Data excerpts
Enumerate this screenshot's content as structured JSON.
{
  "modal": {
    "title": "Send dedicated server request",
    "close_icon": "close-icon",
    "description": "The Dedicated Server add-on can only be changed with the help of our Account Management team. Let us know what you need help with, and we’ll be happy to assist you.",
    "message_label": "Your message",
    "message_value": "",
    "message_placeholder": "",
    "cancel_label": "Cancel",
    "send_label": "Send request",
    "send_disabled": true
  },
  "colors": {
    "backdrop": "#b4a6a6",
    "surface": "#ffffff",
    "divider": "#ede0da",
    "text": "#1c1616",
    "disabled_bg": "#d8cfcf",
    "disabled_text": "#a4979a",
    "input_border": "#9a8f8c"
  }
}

→ SET PROBLEM: Write the data out again in full and exactly.

→ ANSWER TO THIS PROBLEM:
Enumerate this screenshot's content as structured JSON.
{
  "modal": {
    "title": "Send dedicated server request",
    "close_icon": "close-icon",
    "description": "The Dedicated Server add-on can only be changed with the help of our Account Management team. Let us know what you need help with, and we’ll be happy to assist you.",
    "message_label": "Your message",
    "message_value": "",
    "message_placeholder": "",
    "cancel_label": "Cancel",
    "send_label": "Send request",
    "send_disabled": true
  },
  "colors": {
    "backdrop": "#b4a6a6",
    "surface": "#ffffff",
    "divider": "#ede0da",
    "text": "#1c1616",
    "disabled_bg": "#d8cfcf",
    "disabled_text": "#a4979a",
    "input_border": "#9a8f8c"
  }
}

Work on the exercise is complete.